The request -> Can you transcribe every entry word for word, skipping the images?

Rows ->
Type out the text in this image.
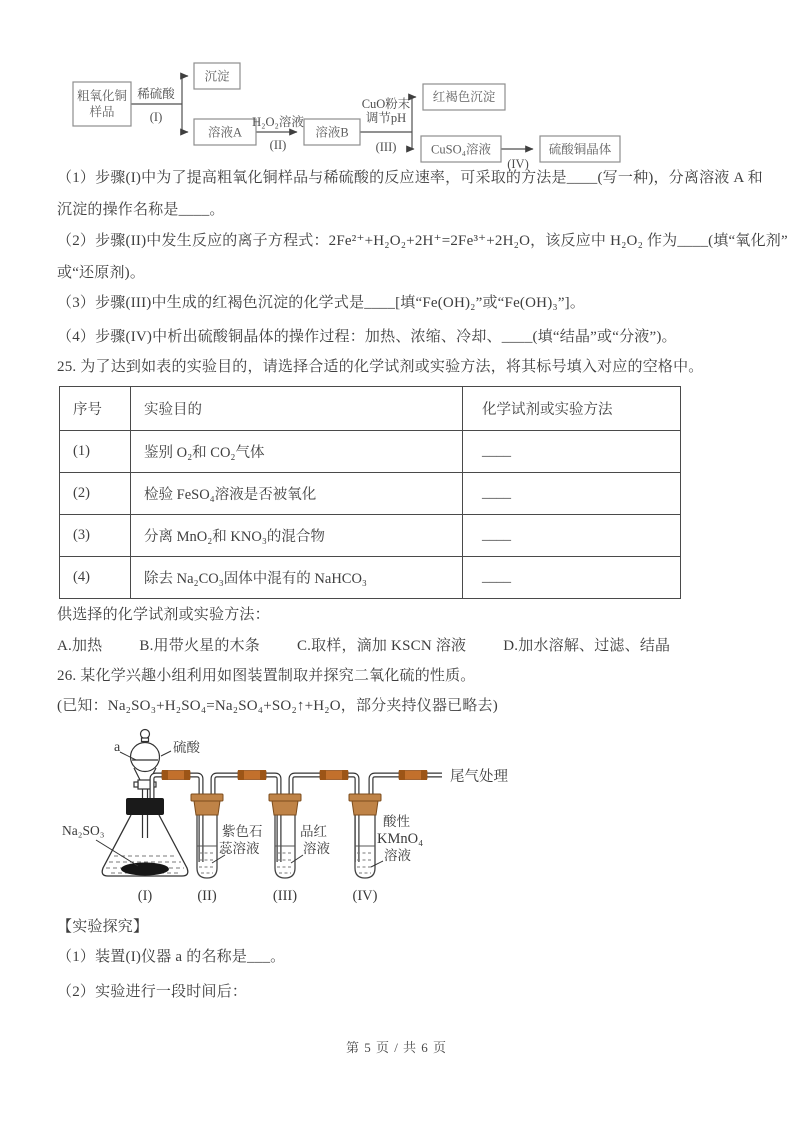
粗氧化铜
样品
沉淀
溶液A	溶液B
红褐色沉淀
CuSO₄溶液	硫酸铜晶体
稀硫酸
(I)	H₂O₂溶液
(II)
CuO粉末
调节pH
(III)
(IV)
（1）步骤(I)中为了提高粗氧化铜样品与稀硫酸的反应速率，可采取的方法是____(写一种)，分离溶液 A 和
沉淀的操作名称是____。
（2）步骤(II)中发生反应的离子方程式：2Fe²⁺+H₂O₂+2H⁺=2Fe³⁺+2H₂O，该反应中 H₂O₂ 作为____(填“氧化剂”
或“还原剂)。
（3）步骤(III)中生成的红褐色沉淀的化学式是____[填“Fe(OH)₂”或“Fe(OH)₃”]。
（4）步骤(IV)中析出硫酸铜晶体的操作过程：加热、浓缩、冷却、____(填“结晶”或“分液”)。
25. 为了达到如表的实验目的，请选择合适的化学试剂或实验方法，将其标号填入对应的空格中。
序号	实验目的	化学试剂或实验方法
(1)	鉴别 O₂和 CO₂气体	____
(2)	检验 FeSO₄溶液是否被氧化	____
(3)	分离 MnO₂和 KNO₃的混合物	____
(4)	除去 Na₂CO₃固体中混有的 NaHCO₃	____
供选择的化学试剂或实验方法：
A.加热 B.用带火星的木条 C.取样，滴加 KSCN 溶液 D.加水溶解、过滤、结晶
26. 某化学兴趣小组利用如图装置制取并探究二氧化硫的性质。
(已知：Na₂SO₃+H₂SO₄=Na₂SO₄+SO₂↑+H₂O，部分夹持仪器已略去)
a	硫酸
Na₂SO₃	紫色石
蕊溶液
品红
溶液
酸性
KMnO₄
溶液
尾气处理
(I)	(II)	(III)	(IV)
【实验探究】
（1）装置(I)仪器 a 的名称是___。
（2）实验进行一段时间后：
第 5 页 / 共 6 页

Task solution ->
Type out the text in this image.
粗氧化铜
样品
沉淀
溶液A	溶液B
红褐色沉淀
CuSO₄溶液	硫酸铜晶体
稀硫酸
(I)	H₂O₂溶液
(II)
CuO粉末
调节pH
(III)
(IV)
（1）步骤(I)中为了提高粗氧化铜样品与稀硫酸的反应速率，可采取的方法是____(写一种)，分离溶液 A 和
沉淀的操作名称是____。
（2）步骤(II)中发生反应的离子方程式：2Fe²⁺+H₂O₂+2H⁺=2Fe³⁺+2H₂O，该反应中 H₂O₂ 作为____(填“氧化剂”
或“还原剂)。
（3）步骤(III)中生成的红褐色沉淀的化学式是____[填“Fe(OH)₂”或“Fe(OH)₃”]。
（4）步骤(IV)中析出硫酸铜晶体的操作过程：加热、浓缩、冷却、____(填“结晶”或“分液”)。
25. 为了达到如表的实验目的，请选择合适的化学试剂或实验方法，将其标号填入对应的空格中。
序号	实验目的	化学试剂或实验方法
(1)	鉴别 O₂和 CO₂气体	____
(2)	检验 FeSO₄溶液是否被氧化	____
(3)	分离 MnO₂和 KNO₃的混合物	____
(4)	除去 Na₂CO₃固体中混有的 NaHCO₃	____
供选择的化学试剂或实验方法：
A.加热 B.用带火星的木条 C.取样，滴加 KSCN 溶液 D.加水溶解、过滤、结晶
26. 某化学兴趣小组利用如图装置制取并探究二氧化硫的性质。
(已知：Na₂SO₃+H₂SO₄=Na₂SO₄+SO₂↑+H₂O，部分夹持仪器已略去)
a	硫酸
Na₂SO₃	紫色石
蕊溶液
品红
溶液
酸性
KMnO₄
溶液
尾气处理
(I)	(II)	(III)	(IV)
【实验探究】
（1）装置(I)仪器 a 的名称是___。
（2）实验进行一段时间后：
第 5 页 / 共 6 页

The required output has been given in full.